START DATA ROWS

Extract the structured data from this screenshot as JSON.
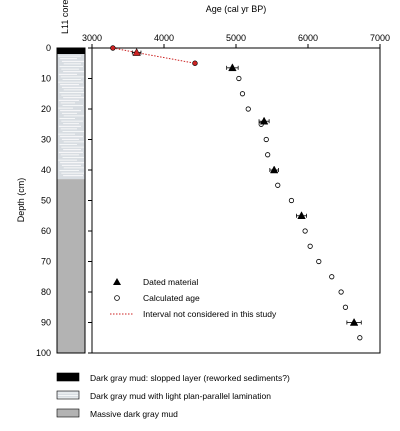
{
  "chart_data": {
    "type": "scatter",
    "title": "",
    "xlabel": "Age (cal yr BP)",
    "ylabel": "Depth (cm)",
    "core_label": "L11 core",
    "x_range": [
      3000,
      7000
    ],
    "y_range": [
      0,
      100
    ],
    "y_inverted": true,
    "x_axis_position": "top",
    "x_ticks": [
      3000,
      4000,
      5000,
      6000,
      7000
    ],
    "y_ticks": [
      0,
      10,
      20,
      30,
      40,
      50,
      60,
      70,
      80,
      90,
      100
    ],
    "grid": false,
    "legend_position": "bottom-left",
    "series": [
      {
        "name": "Dated material",
        "marker": "triangle",
        "color": "#000000",
        "points": [
          {
            "x": 3620,
            "y": 1.5,
            "xerr": 60,
            "color": "#cc2222"
          },
          {
            "x": 4950,
            "y": 6.5,
            "xerr": 80
          },
          {
            "x": 5390,
            "y": 24,
            "xerr": 70
          },
          {
            "x": 5530,
            "y": 40,
            "xerr": 60
          },
          {
            "x": 5910,
            "y": 55,
            "xerr": 70
          },
          {
            "x": 6640,
            "y": 90,
            "xerr": 100
          }
        ]
      },
      {
        "name": "Calculated age",
        "marker": "circle",
        "color": "#000000",
        "points": [
          {
            "x": 5040,
            "y": 10
          },
          {
            "x": 5090,
            "y": 15
          },
          {
            "x": 5170,
            "y": 20
          },
          {
            "x": 5350,
            "y": 25
          },
          {
            "x": 5420,
            "y": 30
          },
          {
            "x": 5440,
            "y": 35
          },
          {
            "x": 5580,
            "y": 45
          },
          {
            "x": 5770,
            "y": 50
          },
          {
            "x": 5960,
            "y": 60
          },
          {
            "x": 6030,
            "y": 65
          },
          {
            "x": 6150,
            "y": 70
          },
          {
            "x": 6330,
            "y": 75
          },
          {
            "x": 6460,
            "y": 80
          },
          {
            "x": 6520,
            "y": 85
          },
          {
            "x": 6720,
            "y": 95
          }
        ]
      },
      {
        "name": "Interval not considered in this study",
        "style": "dotted-line",
        "color": "#cc2222",
        "points": [
          {
            "x": 3290,
            "y": 0
          },
          {
            "x": 3620,
            "y": 1.5
          },
          {
            "x": 4430,
            "y": 5
          }
        ]
      }
    ],
    "lithology": {
      "units": [
        {
          "key": "stippled",
          "label": "Dark gray mud: slopped layer (reworked sediments?)",
          "color": "#000000",
          "from": 0,
          "to": 2
        },
        {
          "key": "laminated",
          "label": "Dark gray mud with light plan-parallel lamination",
          "color": "#d8dde2",
          "from": 2,
          "to": 43
        },
        {
          "key": "massive",
          "label": "Massive dark gray mud",
          "color": "#b3b3b3",
          "from": 43,
          "to": 100
        }
      ]
    },
    "colors": {
      "red": "#cc2222",
      "black": "#000000",
      "laminated_bg": "#d8dde2",
      "massive_bg": "#b3b3b3"
    }
  }
}
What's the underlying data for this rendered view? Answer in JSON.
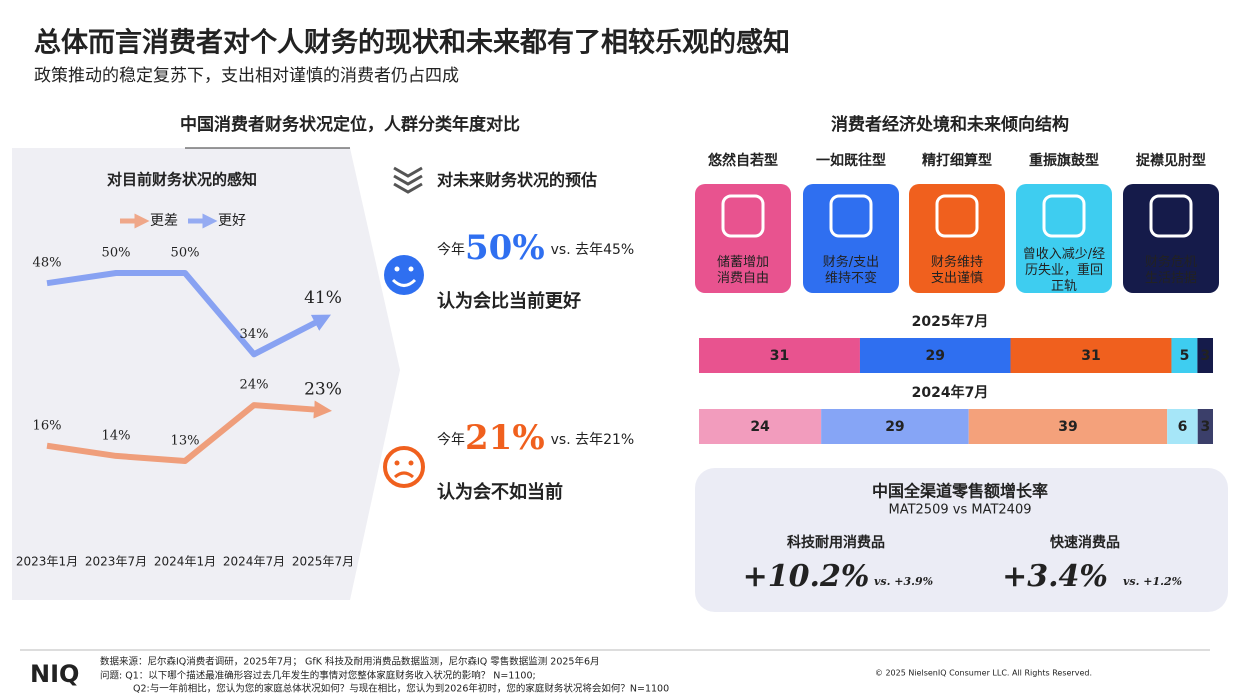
{
  "header": {
    "title": "总体而言消费者对个人财务的现状和未来都有了相较乐观的感知",
    "subtitle": "政策推动的稳定复苏下，支出相对谨慎的消费者仍占四成"
  },
  "left_title": "中国消费者财务状况定位，人群分类年度对比",
  "chart_data": [
    {
      "type": "line",
      "title": "对目前财务状况的感知",
      "categories": [
        "2023年1月",
        "2023年7月",
        "2024年1月",
        "2024年7月",
        "2025年7月"
      ],
      "series": [
        {
          "name": "更差",
          "color": "#f08a5d",
          "values": [
            16,
            14,
            13,
            24,
            23
          ],
          "value_labels": [
            "16%",
            "14%",
            "13%",
            "24%",
            "23%"
          ]
        },
        {
          "name": "更好",
          "color": "#6f8ff2",
          "values": [
            48,
            50,
            50,
            34,
            41
          ],
          "value_labels": [
            "48%",
            "50%",
            "50%",
            "34%",
            "41%"
          ]
        }
      ]
    },
    {
      "type": "stacked-bar",
      "title": "消费者经济处境和未来倾向结构",
      "categories": [
        "2025年7月",
        "2024年7月"
      ],
      "series": [
        {
          "name": "悠然自若型",
          "colors": [
            "#e8538f",
            "#f29cbd"
          ],
          "values": [
            31,
            24
          ]
        },
        {
          "name": "一如既往型",
          "colors": [
            "#2f6ff0",
            "#86a5f6"
          ],
          "values": [
            29,
            29
          ]
        },
        {
          "name": "精打细算型",
          "colors": [
            "#f0601e",
            "#f4a17b"
          ],
          "values": [
            31,
            39
          ]
        },
        {
          "name": "重振旗鼓型",
          "colors": [
            "#3ecdf0",
            "#a6e6f8"
          ],
          "values": [
            5,
            6
          ]
        },
        {
          "name": "捉襟见肘型",
          "colors": [
            "#151b4a",
            "#3b3f6a"
          ],
          "values": [
            3,
            3
          ]
        }
      ]
    }
  ],
  "types_desc": [
    "储蓄增加\n消费自由",
    "财务/支出\n维持不变",
    "财务维持\n支出谨慎",
    "曾收入减少/经\n历失业，重回\n正轨",
    "财务危机\n生活拮据"
  ],
  "future": {
    "title": "对未来财务状况的预估",
    "items": [
      {
        "prefix": "今年",
        "value": "50%",
        "compare": "vs. 去年45%",
        "text": "认为会比当前更好"
      },
      {
        "prefix": "今年",
        "value": "21%",
        "compare": "vs. 去年21%",
        "text": "认为会不如当前"
      }
    ]
  },
  "retail": {
    "title": "中国全渠道零售额增长率",
    "subtitle": "MAT2509 vs MAT2409",
    "items": [
      {
        "label": "科技耐用消费品",
        "value": "+10.2%",
        "compare": "vs. +3.9%"
      },
      {
        "label": "快速消费品",
        "value": "+3.4%",
        "compare": "vs. +1.2%"
      }
    ]
  },
  "footer": {
    "logo": "NIQ",
    "source": [
      "数据来源：尼尔森IQ消费者调研，2025年7月； GfK 科技及耐用消费品数据监测，尼尔森IQ 零售数据监测  2025年6月",
      "问题:   Q1：以下哪个描述最准确形容过去几年发生的事情对您整体家庭财务收入状况的影响？ N=1100;",
      "Q2:与一年前相比，您认为您的家庭总体状况如何？与现在相比，您认为到2026年初时，您的家庭财务状况将会如何？N=1100"
    ],
    "copyright": "© 2025 NielsenIQ Consumer LLC. All Rights Reserved."
  }
}
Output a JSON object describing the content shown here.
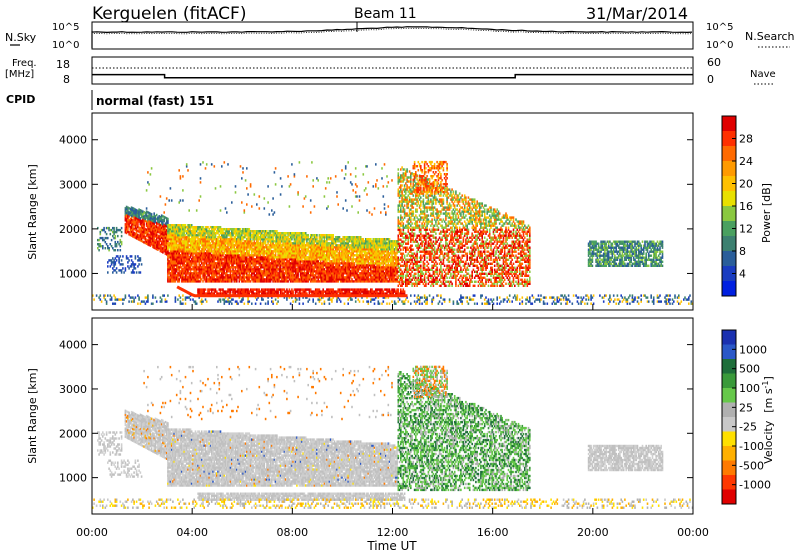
{
  "header": {
    "station": "Kerguelen (fitACF)",
    "beam": "Beam 11",
    "date": "31/Mar/2014"
  },
  "panels": {
    "nsky": {
      "label": "N.Sky",
      "left_ticks": [
        "10^5",
        "10^0"
      ],
      "right_ticks": [
        "10^5",
        "10^0"
      ],
      "right_label": "N.Search"
    },
    "freq": {
      "label_line1": "Freq.",
      "label_line2": "[MHz]",
      "left_ticks": [
        "18",
        "8"
      ],
      "right_ticks": [
        "60",
        "0"
      ],
      "right_label": "Nave"
    },
    "cpid": {
      "label": "CPID",
      "text": "normal (fast) 151"
    }
  },
  "colorbars": {
    "power": {
      "label": "Power [dB]",
      "ticks": [
        "28",
        "24",
        "20",
        "16",
        "12",
        "8",
        "4"
      ],
      "colors": [
        "#e00000",
        "#ff3000",
        "#ff6a00",
        "#ff9a00",
        "#ffc000",
        "#e8e000",
        "#8ac840",
        "#4aa060",
        "#3c8070",
        "#2a5e9a",
        "#1a3cc0",
        "#0020e0"
      ]
    },
    "velocity": {
      "label_main": "Velocity",
      "label_unit": "[m s",
      "label_exp": "-1",
      "label_close": "]",
      "ticks": [
        "1000",
        "500",
        "100",
        "25",
        "-25",
        "-100",
        "-500",
        "-1000"
      ],
      "colors": [
        "#1a30b0",
        "#2a58c8",
        "#1e6e3a",
        "#3a9a3a",
        "#66c84a",
        "#b0b0b0",
        "#c8c8c8",
        "#ffe000",
        "#ffb000",
        "#ff7a00",
        "#ff3800",
        "#e00000"
      ]
    }
  },
  "chart_data": {
    "type": "heatmap",
    "x_ticks": [
      "00:00",
      "04:00",
      "08:00",
      "12:00",
      "16:00",
      "20:00",
      "00:00"
    ],
    "xlabel": "Time UT",
    "ylabel": "Slant Range [km]",
    "y_ticks": [
      "4000",
      "3000",
      "2000",
      "1000"
    ],
    "ylim": [
      180,
      4600
    ],
    "xlim_hours": [
      0,
      24
    ],
    "frequency_mhz": [
      {
        "from": 0,
        "to": 2.9,
        "value": 12
      },
      {
        "from": 2.9,
        "to": 16.9,
        "value": 10
      },
      {
        "from": 16.9,
        "to": 24,
        "value": 12
      }
    ]
  }
}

END DATA ROWS

▶ WHAT THE TASK REQUIRES:
What is the number of lines in these records that contain "from"? Reply with the number only.

▶ SOLUTION FOR THIS EXERCISE:
7